● Exercise brief
Copy out all the lines exactly. Omit pictures.

/---

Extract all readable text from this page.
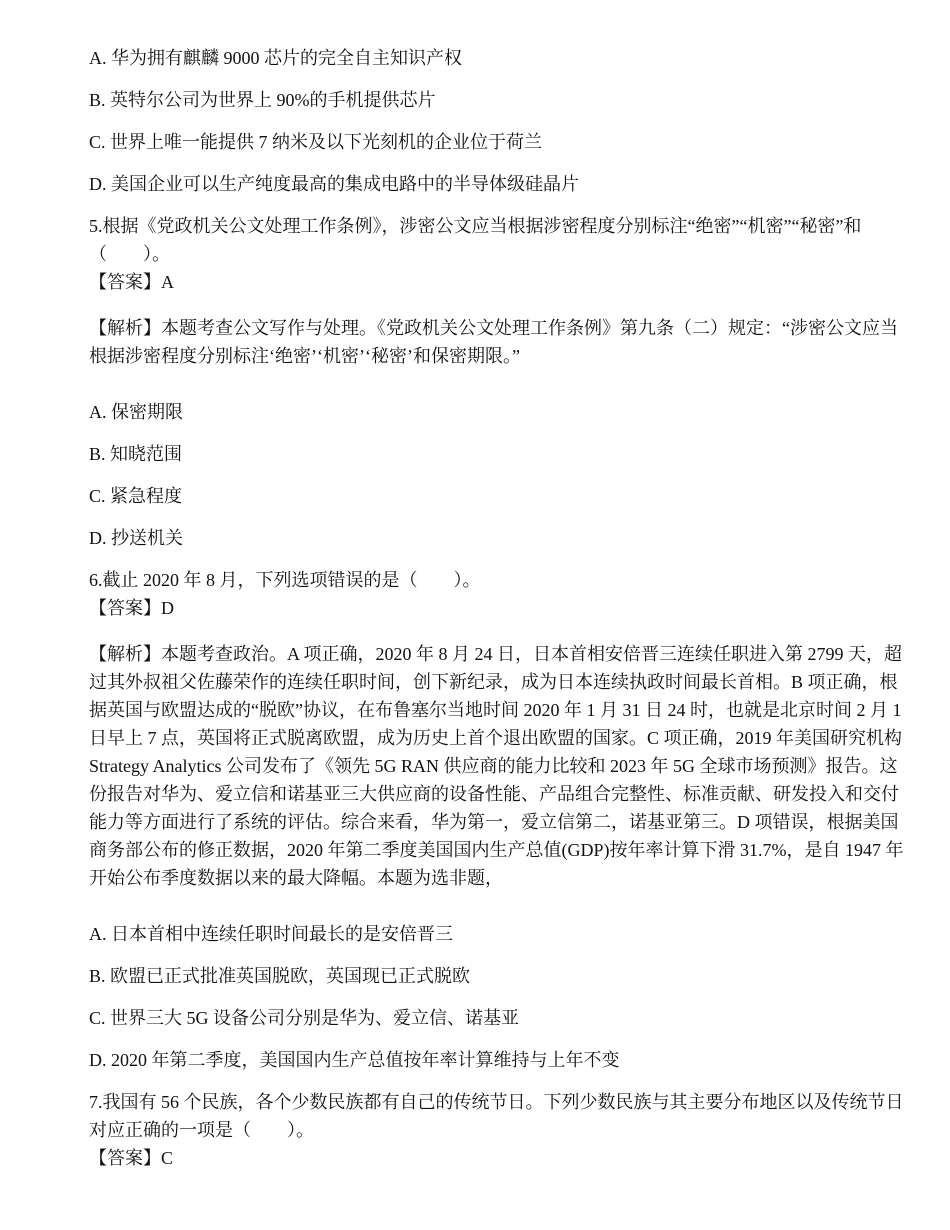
A. 华为拥有麒麟 9000 芯片的完全自主知识产权

B. 英特尔公司为世界上 90%的手机提供芯片

C. 世界上唯一能提供 7 纳米及以下光刻机的企业位于荷兰

D. 美国企业可以生产纯度最高的集成电路中的半导体级硅晶片

5.根据《党政机关公文处理工作条例》，涉密公文应当根据涉密程度分别标注“绝密”“机密”“秘密”和（　　）。

【答案】A

【解析】本题考查公文写作与处理。《党政机关公文处理工作条例》第九条（二）规定：“涉密公文应当根据涉密程度分别标注‘绝密’‘机密’‘秘密’和保密期限。”

A. 保密期限

B. 知晓范围

C. 紧急程度

D. 抄送机关

6.截止 2020 年 8 月，下列选项错误的是（　　）。

【答案】D

【解析】本题考查政治。A 项正确，2020 年 8 月 24 日，日本首相安倍晋三连续任职进入第 2799 天，超过其外叔祖父佐藤荣作的连续任职时间，创下新纪录，成为日本连续执政时间最长首相。B 项正确，根据英国与欧盟达成的“脱欧”协议，在布鲁塞尔当地时间 2020 年 1 月 31 日 24 时，也就是北京时间 2 月 1 日早上 7 点，英国将正式脱离欧盟，成为历史上首个退出欧盟的国家。C 项正确，2019 年美国研究机构 Strategy Analytics 公司发布了《领先 5G RAN 供应商的能力比较和 2023 年 5G 全球市场预测》报告。这份报告对华为、爱立信和诺基亚三大供应商的设备性能、产品组合完整性、标准贡献、研发投入和交付能力等方面进行了系统的评估。综合来看，华为第一，爱立信第二，诺基亚第三。D 项错误，根据美国商务部公布的修正数据，2020 年第二季度美国国内生产总值(GDP)按年率计算下滑 31.7%，是自 1947 年开始公布季度数据以来的最大降幅。本题为选非题，

A. 日本首相中连续任职时间最长的是安倍晋三

B. 欧盟已正式批准英国脱欧，英国现已正式脱欧

C. 世界三大 5G 设备公司分别是华为、爱立信、诺基亚

D. 2020 年第二季度，美国国内生产总值按年率计算维持与上年不变

7.我国有 56 个民族，各个少数民族都有自己的传统节日。下列少数民族与其主要分布地区以及传统节日对应正确的一项是（　　）。

【答案】C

\---

● Answer to this problem
Extract all readable text from this page.
A. 华为拥有麒麟 9000 芯片的完全自主知识产权

B. 英特尔公司为世界上 90%的手机提供芯片

C. 世界上唯一能提供 7 纳米及以下光刻机的企业位于荷兰

D. 美国企业可以生产纯度最高的集成电路中的半导体级硅晶片

5.根据《党政机关公文处理工作条例》，涉密公文应当根据涉密程度分别标注“绝密”“机密”“秘密”和（　　）。

【答案】A

【解析】本题考查公文写作与处理。《党政机关公文处理工作条例》第九条（二）规定：“涉密公文应当根据涉密程度分别标注‘绝密’‘机密’‘秘密’和保密期限。”

A. 保密期限

B. 知晓范围

C. 紧急程度

D. 抄送机关

6.截止 2020 年 8 月，下列选项错误的是（　　）。

【答案】D

【解析】本题考查政治。A 项正确，2020 年 8 月 24 日，日本首相安倍晋三连续任职进入第 2799 天，超过其外叔祖父佐藤荣作的连续任职时间，创下新纪录，成为日本连续执政时间最长首相。B 项正确，根据英国与欧盟达成的“脱欧”协议，在布鲁塞尔当地时间 2020 年 1 月 31 日 24 时，也就是北京时间 2 月 1 日早上 7 点，英国将正式脱离欧盟，成为历史上首个退出欧盟的国家。C 项正确，2019 年美国研究机构 Strategy Analytics 公司发布了《领先 5G RAN 供应商的能力比较和 2023 年 5G 全球市场预测》报告。这份报告对华为、爱立信和诺基亚三大供应商的设备性能、产品组合完整性、标准贡献、研发投入和交付能力等方面进行了系统的评估。综合来看，华为第一，爱立信第二，诺基亚第三。D 项错误，根据美国商务部公布的修正数据，2020 年第二季度美国国内生产总值(GDP)按年率计算下滑 31.7%，是自 1947 年开始公布季度数据以来的最大降幅。本题为选非题，

A. 日本首相中连续任职时间最长的是安倍晋三

B. 欧盟已正式批准英国脱欧，英国现已正式脱欧

C. 世界三大 5G 设备公司分别是华为、爱立信、诺基亚

D. 2020 年第二季度，美国国内生产总值按年率计算维持与上年不变

7.我国有 56 个民族，各个少数民族都有自己的传统节日。下列少数民族与其主要分布地区以及传统节日对应正确的一项是（　　）。

【答案】C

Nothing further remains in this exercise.